The task: Check each line of the listing below for the string "manager", and give only how many lines hold it.

Information supplied:
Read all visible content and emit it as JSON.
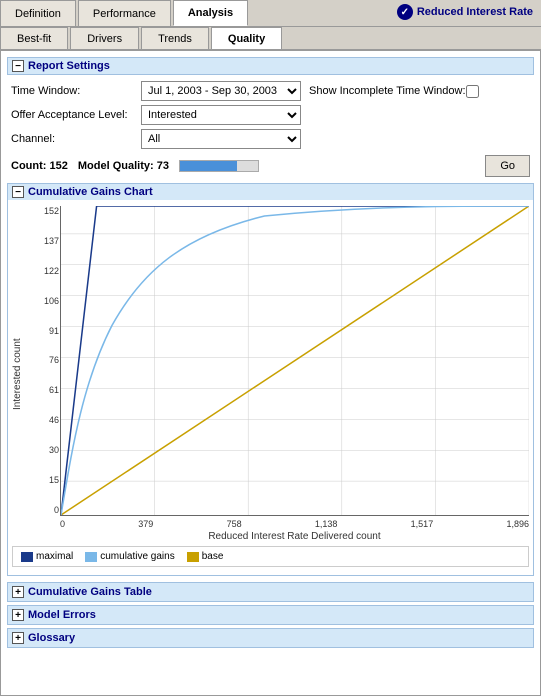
{
  "header": {
    "title": "Reduced Interest Rate",
    "tabs_top": [
      {
        "label": "Definition",
        "active": false
      },
      {
        "label": "Performance",
        "active": false
      },
      {
        "label": "Analysis",
        "active": true
      }
    ],
    "tabs_second": [
      {
        "label": "Best-fit",
        "active": false
      },
      {
        "label": "Drivers",
        "active": false
      },
      {
        "label": "Trends",
        "active": false
      },
      {
        "label": "Quality",
        "active": true
      }
    ]
  },
  "report_settings": {
    "section_title": "Report Settings",
    "time_window_label": "Time Window:",
    "time_window_value": "Jul 1, 2003 - Sep 30, 2003",
    "show_incomplete_label": "Show Incomplete Time Window:",
    "offer_acceptance_label": "Offer Acceptance Level:",
    "offer_acceptance_value": "Interested",
    "channel_label": "Channel:",
    "channel_value": "All"
  },
  "stats": {
    "count_label": "Count:",
    "count_value": "152",
    "quality_label": "Model Quality:",
    "quality_value": "73",
    "quality_percent": 73,
    "go_label": "Go"
  },
  "chart": {
    "section_title": "Cumulative Gains Chart",
    "y_axis_label": "Interested count",
    "x_axis_label": "Reduced Interest Rate Delivered count",
    "y_ticks": [
      "152",
      "137",
      "122",
      "106",
      "91",
      "76",
      "61",
      "46",
      "30",
      "15",
      "0"
    ],
    "x_ticks": [
      "0",
      "379",
      "758",
      "1,138",
      "1,517",
      "1,896"
    ],
    "legend": [
      {
        "label": "maximal",
        "color": "#1a3a8a"
      },
      {
        "label": "cumulative gains",
        "color": "#7ab8e8"
      },
      {
        "label": "base",
        "color": "#c8a000"
      }
    ]
  },
  "bottom_sections": [
    {
      "label": "Cumulative Gains Table"
    },
    {
      "label": "Model Errors"
    },
    {
      "label": "Glossary"
    }
  ]
}
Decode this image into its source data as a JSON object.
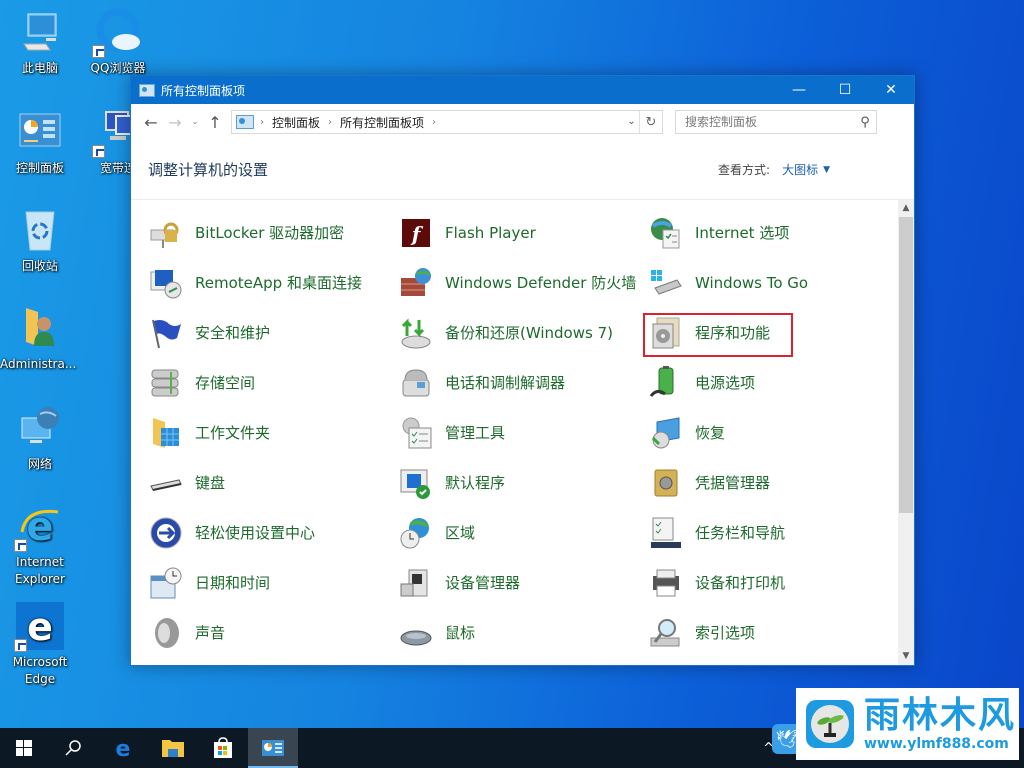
{
  "desktop": {
    "icons": [
      {
        "label": "此电脑",
        "icon": "computer-icon"
      },
      {
        "label": "QQ浏览器",
        "icon": "qq-browser-icon"
      },
      {
        "label": "控制面板",
        "icon": "control-panel-icon"
      },
      {
        "label": "宽带连",
        "icon": "broadband-icon"
      },
      {
        "label": "回收站",
        "icon": "recycle-bin-icon"
      },
      {
        "label": "Administra...",
        "icon": "user-folder-icon"
      },
      {
        "label": "网络",
        "icon": "network-icon"
      },
      {
        "label": "Internet Explorer",
        "icon": "ie-icon"
      },
      {
        "label": "Microsoft Edge",
        "icon": "edge-icon"
      }
    ]
  },
  "window": {
    "title": "所有控制面板项",
    "controls": {
      "minimize": "—",
      "maximize": "☐",
      "close": "✕"
    },
    "nav": {
      "back": "←",
      "forward": "→",
      "recent": "⌄",
      "up": "↑"
    },
    "breadcrumb": [
      "控制面板",
      "所有控制面板项"
    ],
    "search_placeholder": "搜索控制面板",
    "page_title": "调整计算机的设置",
    "view_by_label": "查看方式:",
    "view_by_value": "大图标",
    "highlighted_item": "程序和功能",
    "items": [
      {
        "label": "BitLocker 驱动器加密",
        "icon": "bitlocker-icon"
      },
      {
        "label": "Flash Player",
        "icon": "flash-player-icon"
      },
      {
        "label": "Internet 选项",
        "icon": "internet-options-icon"
      },
      {
        "label": "RemoteApp 和桌面连接",
        "icon": "remoteapp-icon"
      },
      {
        "label": "Windows Defender 防火墙",
        "icon": "firewall-icon"
      },
      {
        "label": "Windows To Go",
        "icon": "windows-to-go-icon"
      },
      {
        "label": "安全和维护",
        "icon": "security-flag-icon"
      },
      {
        "label": "备份和还原(Windows 7)",
        "icon": "backup-restore-icon"
      },
      {
        "label": "程序和功能",
        "icon": "programs-features-icon"
      },
      {
        "label": "存储空间",
        "icon": "storage-spaces-icon"
      },
      {
        "label": "电话和调制解调器",
        "icon": "phone-modem-icon"
      },
      {
        "label": "电源选项",
        "icon": "power-options-icon"
      },
      {
        "label": "工作文件夹",
        "icon": "work-folders-icon"
      },
      {
        "label": "管理工具",
        "icon": "admin-tools-icon"
      },
      {
        "label": "恢复",
        "icon": "recovery-icon"
      },
      {
        "label": "键盘",
        "icon": "keyboard-icon"
      },
      {
        "label": "默认程序",
        "icon": "default-programs-icon"
      },
      {
        "label": "凭据管理器",
        "icon": "credential-manager-icon"
      },
      {
        "label": "轻松使用设置中心",
        "icon": "ease-of-access-icon"
      },
      {
        "label": "区域",
        "icon": "region-icon"
      },
      {
        "label": "任务栏和导航",
        "icon": "taskbar-navigation-icon"
      },
      {
        "label": "日期和时间",
        "icon": "date-time-icon"
      },
      {
        "label": "设备管理器",
        "icon": "device-manager-icon"
      },
      {
        "label": "设备和打印机",
        "icon": "devices-printers-icon"
      },
      {
        "label": "声音",
        "icon": "sound-icon"
      },
      {
        "label": "鼠标",
        "icon": "mouse-icon"
      },
      {
        "label": "索引选项",
        "icon": "indexing-options-icon"
      }
    ]
  },
  "taskbar": {
    "buttons": [
      "start-icon",
      "search-icon",
      "edge-icon",
      "file-explorer-icon",
      "store-icon",
      "control-panel-icon"
    ],
    "active": "control-panel-icon"
  },
  "watermark": {
    "brand": "雨林木风",
    "url": "www.ylmf888.com"
  },
  "colors": {
    "titlebar": "#0a6fcc",
    "item_text": "#1d6a2c",
    "highlight_border": "#d9242d",
    "watermark": "#1e9be0"
  }
}
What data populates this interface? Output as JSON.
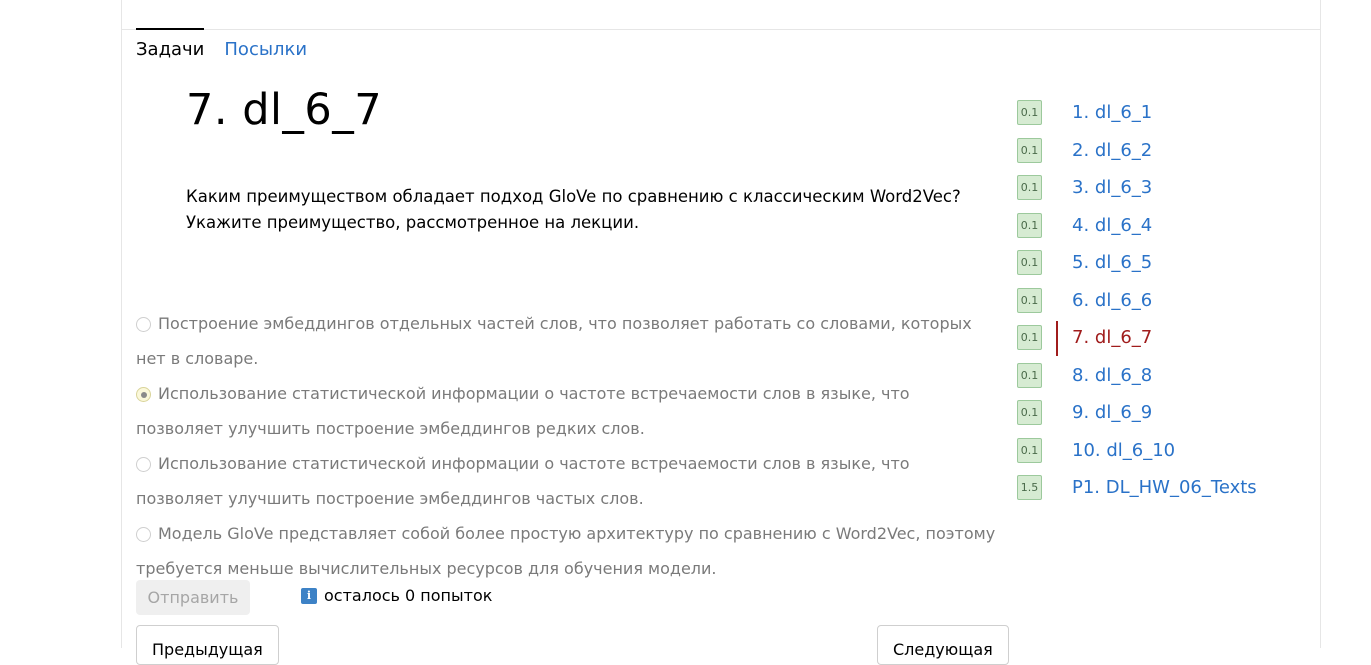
{
  "tabs": {
    "problems": "Задачи",
    "submissions": "Посылки"
  },
  "task": {
    "title": "7. dl_6_7",
    "question_line1": "Каким преимуществом обладает подход GloVe по сравнению с классическим Word2Vec?",
    "question_line2": "Укажите преимущество, рассмотренное на лекции."
  },
  "options": [
    {
      "text": "Построение эмбеддингов отдельных частей слов, что позволяет работать со словами, которых нет в словаре.",
      "selected": false
    },
    {
      "text": "Использование статистической информации о частоте встречаемости слов в языке, что позволяет улучшить построение эмбеддингов редких слов.",
      "selected": true
    },
    {
      "text": "Использование статистической информации о частоте встречаемости слов в языке, что позволяет улучшить построение эмбеддингов частых слов.",
      "selected": false
    },
    {
      "text": "Модель GloVe представляет собой более простую архитектуру по сравнению с Word2Vec, поэтому требуется меньше вычислительных ресурсов для обучения модели.",
      "selected": false
    }
  ],
  "actions": {
    "submit_label": "Отправить",
    "attempts_text": "осталось 0 попыток",
    "info_glyph": "i",
    "prev_label": "Предыдущая",
    "next_label": "Следующая"
  },
  "problems": [
    {
      "score": "0.1",
      "label": "1. dl_6_1",
      "current": false
    },
    {
      "score": "0.1",
      "label": "2. dl_6_2",
      "current": false
    },
    {
      "score": "0.1",
      "label": "3. dl_6_3",
      "current": false
    },
    {
      "score": "0.1",
      "label": "4. dl_6_4",
      "current": false
    },
    {
      "score": "0.1",
      "label": "5. dl_6_5",
      "current": false
    },
    {
      "score": "0.1",
      "label": "6. dl_6_6",
      "current": false
    },
    {
      "score": "0.1",
      "label": "7. dl_6_7",
      "current": true
    },
    {
      "score": "0.1",
      "label": "8. dl_6_8",
      "current": false
    },
    {
      "score": "0.1",
      "label": "9. dl_6_9",
      "current": false
    },
    {
      "score": "0.1",
      "label": "10. dl_6_10",
      "current": false
    },
    {
      "score": "1.5",
      "label": "P1. DL_HW_06_Texts",
      "current": false
    }
  ],
  "colors": {
    "link": "#2a72c8",
    "current": "#a01c1c",
    "badge_bg": "#d6ebd2",
    "badge_border": "#9cc99c"
  }
}
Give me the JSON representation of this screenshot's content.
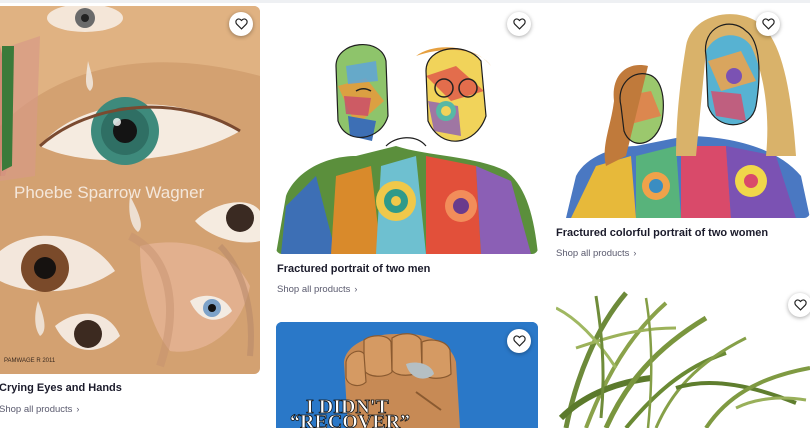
{
  "products": [
    {
      "title": "Crying Eyes and Hands",
      "shop_label": "Shop all products",
      "watermark": "Phoebe Sparrow Wagner",
      "artist_sig": "PAMWAGE R 2011"
    },
    {
      "title": "Fractured portrait of two men",
      "shop_label": "Shop all products"
    },
    {
      "title": "Fractured colorful portrait of two women",
      "shop_label": "Shop all products"
    },
    {
      "poster_text_line1": "I DIDN'T",
      "poster_text_line2": "“RECOVER”"
    },
    {}
  ],
  "icons": {
    "favorite": "heart-outline-icon",
    "chevron": "chevron-right-icon"
  },
  "colors": {
    "title_text": "#1b1b2b",
    "link_text": "#5a5a6e",
    "poster_blue": "#2a78c8"
  }
}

Expected answer: 2